╔══
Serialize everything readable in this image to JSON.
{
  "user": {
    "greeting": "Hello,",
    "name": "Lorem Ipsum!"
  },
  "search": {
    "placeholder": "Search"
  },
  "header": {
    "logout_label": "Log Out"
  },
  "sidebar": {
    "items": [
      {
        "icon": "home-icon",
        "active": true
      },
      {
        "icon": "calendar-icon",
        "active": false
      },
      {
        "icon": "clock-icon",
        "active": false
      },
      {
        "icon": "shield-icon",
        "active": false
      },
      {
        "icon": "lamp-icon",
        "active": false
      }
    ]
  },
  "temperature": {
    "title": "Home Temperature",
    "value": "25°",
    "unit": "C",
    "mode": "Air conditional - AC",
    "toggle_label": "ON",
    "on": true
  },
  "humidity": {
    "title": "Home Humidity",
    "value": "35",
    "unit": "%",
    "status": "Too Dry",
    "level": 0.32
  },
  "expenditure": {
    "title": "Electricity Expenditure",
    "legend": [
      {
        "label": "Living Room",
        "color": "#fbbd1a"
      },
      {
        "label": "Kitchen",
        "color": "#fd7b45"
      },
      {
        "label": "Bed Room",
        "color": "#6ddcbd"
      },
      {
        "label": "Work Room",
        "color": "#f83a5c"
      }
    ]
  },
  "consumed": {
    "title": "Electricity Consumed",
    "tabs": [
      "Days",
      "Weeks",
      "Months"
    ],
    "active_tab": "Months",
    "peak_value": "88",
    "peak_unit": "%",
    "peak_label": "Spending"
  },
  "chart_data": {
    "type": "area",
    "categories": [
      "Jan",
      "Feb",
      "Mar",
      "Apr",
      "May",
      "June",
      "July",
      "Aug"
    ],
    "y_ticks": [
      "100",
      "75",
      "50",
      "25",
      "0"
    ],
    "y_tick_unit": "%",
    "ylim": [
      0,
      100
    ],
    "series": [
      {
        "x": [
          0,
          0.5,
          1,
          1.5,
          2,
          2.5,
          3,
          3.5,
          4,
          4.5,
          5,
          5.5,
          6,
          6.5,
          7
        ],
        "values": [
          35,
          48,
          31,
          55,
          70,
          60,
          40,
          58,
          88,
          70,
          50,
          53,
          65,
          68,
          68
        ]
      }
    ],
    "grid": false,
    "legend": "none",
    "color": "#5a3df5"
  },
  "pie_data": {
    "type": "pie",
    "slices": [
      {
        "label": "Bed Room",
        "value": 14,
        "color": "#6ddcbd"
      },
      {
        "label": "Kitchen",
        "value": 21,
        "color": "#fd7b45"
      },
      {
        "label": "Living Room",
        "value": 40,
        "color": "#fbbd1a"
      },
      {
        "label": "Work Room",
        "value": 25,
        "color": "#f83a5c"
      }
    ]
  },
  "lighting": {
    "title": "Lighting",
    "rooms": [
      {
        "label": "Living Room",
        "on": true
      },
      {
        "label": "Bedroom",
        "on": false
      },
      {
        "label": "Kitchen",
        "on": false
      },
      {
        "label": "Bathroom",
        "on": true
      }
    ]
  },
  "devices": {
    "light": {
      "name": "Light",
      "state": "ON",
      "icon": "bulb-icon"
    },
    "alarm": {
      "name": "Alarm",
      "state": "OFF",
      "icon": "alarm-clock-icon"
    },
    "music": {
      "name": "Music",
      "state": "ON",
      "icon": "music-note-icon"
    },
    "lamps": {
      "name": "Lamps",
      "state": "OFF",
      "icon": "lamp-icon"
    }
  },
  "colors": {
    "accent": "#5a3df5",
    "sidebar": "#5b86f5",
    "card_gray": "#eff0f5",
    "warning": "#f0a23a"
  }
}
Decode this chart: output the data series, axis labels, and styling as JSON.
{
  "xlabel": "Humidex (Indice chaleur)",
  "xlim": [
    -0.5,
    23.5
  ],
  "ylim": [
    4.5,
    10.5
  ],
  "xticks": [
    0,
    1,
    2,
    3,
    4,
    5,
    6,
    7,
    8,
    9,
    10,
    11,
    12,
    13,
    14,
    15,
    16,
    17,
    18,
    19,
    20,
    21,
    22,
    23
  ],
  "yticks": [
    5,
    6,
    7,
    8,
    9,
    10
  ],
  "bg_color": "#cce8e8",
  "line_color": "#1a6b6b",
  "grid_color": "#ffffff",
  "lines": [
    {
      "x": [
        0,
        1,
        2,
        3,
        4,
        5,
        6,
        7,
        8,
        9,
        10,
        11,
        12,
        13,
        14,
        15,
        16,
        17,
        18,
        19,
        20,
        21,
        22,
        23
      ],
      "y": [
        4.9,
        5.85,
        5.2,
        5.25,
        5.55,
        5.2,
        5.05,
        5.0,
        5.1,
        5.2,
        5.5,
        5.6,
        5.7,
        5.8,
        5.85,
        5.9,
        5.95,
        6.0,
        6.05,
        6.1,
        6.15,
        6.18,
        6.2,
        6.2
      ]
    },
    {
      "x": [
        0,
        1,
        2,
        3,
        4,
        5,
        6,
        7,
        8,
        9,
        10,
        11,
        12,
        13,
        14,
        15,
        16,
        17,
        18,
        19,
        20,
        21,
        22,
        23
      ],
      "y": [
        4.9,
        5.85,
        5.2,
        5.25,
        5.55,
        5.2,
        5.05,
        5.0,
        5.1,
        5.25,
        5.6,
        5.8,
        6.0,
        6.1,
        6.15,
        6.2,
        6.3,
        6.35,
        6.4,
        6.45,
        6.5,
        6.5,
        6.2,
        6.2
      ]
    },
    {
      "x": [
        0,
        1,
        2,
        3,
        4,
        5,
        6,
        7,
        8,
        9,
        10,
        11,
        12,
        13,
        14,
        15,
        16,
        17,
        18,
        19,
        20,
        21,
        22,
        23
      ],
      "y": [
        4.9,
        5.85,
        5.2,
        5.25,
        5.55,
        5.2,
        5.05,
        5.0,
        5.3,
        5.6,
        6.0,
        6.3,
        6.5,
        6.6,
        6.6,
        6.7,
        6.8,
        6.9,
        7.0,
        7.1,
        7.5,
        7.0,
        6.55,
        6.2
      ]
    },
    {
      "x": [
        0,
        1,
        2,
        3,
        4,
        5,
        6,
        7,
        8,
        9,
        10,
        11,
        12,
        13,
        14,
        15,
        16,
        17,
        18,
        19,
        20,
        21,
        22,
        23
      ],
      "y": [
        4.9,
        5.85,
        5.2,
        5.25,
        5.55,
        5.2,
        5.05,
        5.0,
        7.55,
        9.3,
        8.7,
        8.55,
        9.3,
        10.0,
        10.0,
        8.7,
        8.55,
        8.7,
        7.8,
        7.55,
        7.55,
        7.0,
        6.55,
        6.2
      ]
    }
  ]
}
╚══
● Instruction
Repeat the listing above without any change.

● Problem solution
Serialize everything readable in this image to JSON.
{
  "user": {
    "greeting": "Hello,",
    "name": "Lorem Ipsum!"
  },
  "search": {
    "placeholder": "Search"
  },
  "header": {
    "logout_label": "Log Out"
  },
  "sidebar": {
    "items": [
      {
        "icon": "home-icon",
        "active": true
      },
      {
        "icon": "calendar-icon",
        "active": false
      },
      {
        "icon": "clock-icon",
        "active": false
      },
      {
        "icon": "shield-icon",
        "active": false
      },
      {
        "icon": "lamp-icon",
        "active": false
      }
    ]
  },
  "temperature": {
    "title": "Home Temperature",
    "value": "25°",
    "unit": "C",
    "mode": "Air conditional - AC",
    "toggle_label": "ON",
    "on": true
  },
  "humidity": {
    "title": "Home Humidity",
    "value": "35",
    "unit": "%",
    "status": "Too Dry",
    "level": 0.32
  },
  "expenditure": {
    "title": "Electricity Expenditure",
    "legend": [
      {
        "label": "Living Room",
        "color": "#fbbd1a"
      },
      {
        "label": "Kitchen",
        "color": "#fd7b45"
      },
      {
        "label": "Bed Room",
        "color": "#6ddcbd"
      },
      {
        "label": "Work Room",
        "color": "#f83a5c"
      }
    ]
  },
  "consumed": {
    "title": "Electricity Consumed",
    "tabs": [
      "Days",
      "Weeks",
      "Months"
    ],
    "active_tab": "Months",
    "peak_value": "88",
    "peak_unit": "%",
    "peak_label": "Spending"
  },
  "chart_data": {
    "type": "area",
    "categories": [
      "Jan",
      "Feb",
      "Mar",
      "Apr",
      "May",
      "June",
      "July",
      "Aug"
    ],
    "y_ticks": [
      "100",
      "75",
      "50",
      "25",
      "0"
    ],
    "y_tick_unit": "%",
    "ylim": [
      0,
      100
    ],
    "series": [
      {
        "x": [
          0,
          0.5,
          1,
          1.5,
          2,
          2.5,
          3,
          3.5,
          4,
          4.5,
          5,
          5.5,
          6,
          6.5,
          7
        ],
        "values": [
          35,
          48,
          31,
          55,
          70,
          60,
          40,
          58,
          88,
          70,
          50,
          53,
          65,
          68,
          68
        ]
      }
    ],
    "grid": false,
    "legend": "none",
    "color": "#5a3df5"
  },
  "pie_data": {
    "type": "pie",
    "slices": [
      {
        "label": "Bed Room",
        "value": 14,
        "color": "#6ddcbd"
      },
      {
        "label": "Kitchen",
        "value": 21,
        "color": "#fd7b45"
      },
      {
        "label": "Living Room",
        "value": 40,
        "color": "#fbbd1a"
      },
      {
        "label": "Work Room",
        "value": 25,
        "color": "#f83a5c"
      }
    ]
  },
  "lighting": {
    "title": "Lighting",
    "rooms": [
      {
        "label": "Living Room",
        "on": true
      },
      {
        "label": "Bedroom",
        "on": false
      },
      {
        "label": "Kitchen",
        "on": false
      },
      {
        "label": "Bathroom",
        "on": true
      }
    ]
  },
  "devices": {
    "light": {
      "name": "Light",
      "state": "ON",
      "icon": "bulb-icon"
    },
    "alarm": {
      "name": "Alarm",
      "state": "OFF",
      "icon": "alarm-clock-icon"
    },
    "music": {
      "name": "Music",
      "state": "ON",
      "icon": "music-note-icon"
    },
    "lamps": {
      "name": "Lamps",
      "state": "OFF",
      "icon": "lamp-icon"
    }
  },
  "colors": {
    "accent": "#5a3df5",
    "sidebar": "#5b86f5",
    "card_gray": "#eff0f5",
    "warning": "#f0a23a"
  }
}
Decode this chart: output the data series, axis labels, and styling as JSON.
{
  "xlabel": "Humidex (Indice chaleur)",
  "xlim": [
    -0.5,
    23.5
  ],
  "ylim": [
    4.5,
    10.5
  ],
  "xticks": [
    0,
    1,
    2,
    3,
    4,
    5,
    6,
    7,
    8,
    9,
    10,
    11,
    12,
    13,
    14,
    15,
    16,
    17,
    18,
    19,
    20,
    21,
    22,
    23
  ],
  "yticks": [
    5,
    6,
    7,
    8,
    9,
    10
  ],
  "bg_color": "#cce8e8",
  "line_color": "#1a6b6b",
  "grid_color": "#ffffff",
  "lines": [
    {
      "x": [
        0,
        1,
        2,
        3,
        4,
        5,
        6,
        7,
        8,
        9,
        10,
        11,
        12,
        13,
        14,
        15,
        16,
        17,
        18,
        19,
        20,
        21,
        22,
        23
      ],
      "y": [
        4.9,
        5.85,
        5.2,
        5.25,
        5.55,
        5.2,
        5.05,
        5.0,
        5.1,
        5.2,
        5.5,
        5.6,
        5.7,
        5.8,
        5.85,
        5.9,
        5.95,
        6.0,
        6.05,
        6.1,
        6.15,
        6.18,
        6.2,
        6.2
      ]
    },
    {
      "x": [
        0,
        1,
        2,
        3,
        4,
        5,
        6,
        7,
        8,
        9,
        10,
        11,
        12,
        13,
        14,
        15,
        16,
        17,
        18,
        19,
        20,
        21,
        22,
        23
      ],
      "y": [
        4.9,
        5.85,
        5.2,
        5.25,
        5.55,
        5.2,
        5.05,
        5.0,
        5.1,
        5.25,
        5.6,
        5.8,
        6.0,
        6.1,
        6.15,
        6.2,
        6.3,
        6.35,
        6.4,
        6.45,
        6.5,
        6.5,
        6.2,
        6.2
      ]
    },
    {
      "x": [
        0,
        1,
        2,
        3,
        4,
        5,
        6,
        7,
        8,
        9,
        10,
        11,
        12,
        13,
        14,
        15,
        16,
        17,
        18,
        19,
        20,
        21,
        22,
        23
      ],
      "y": [
        4.9,
        5.85,
        5.2,
        5.25,
        5.55,
        5.2,
        5.05,
        5.0,
        5.3,
        5.6,
        6.0,
        6.3,
        6.5,
        6.6,
        6.6,
        6.7,
        6.8,
        6.9,
        7.0,
        7.1,
        7.5,
        7.0,
        6.55,
        6.2
      ]
    },
    {
      "x": [
        0,
        1,
        2,
        3,
        4,
        5,
        6,
        7,
        8,
        9,
        10,
        11,
        12,
        13,
        14,
        15,
        16,
        17,
        18,
        19,
        20,
        21,
        22,
        23
      ],
      "y": [
        4.9,
        5.85,
        5.2,
        5.25,
        5.55,
        5.2,
        5.05,
        5.0,
        7.55,
        9.3,
        8.7,
        8.55,
        9.3,
        10.0,
        10.0,
        8.7,
        8.55,
        8.7,
        7.8,
        7.55,
        7.55,
        7.0,
        6.55,
        6.2
      ]
    }
  ]
}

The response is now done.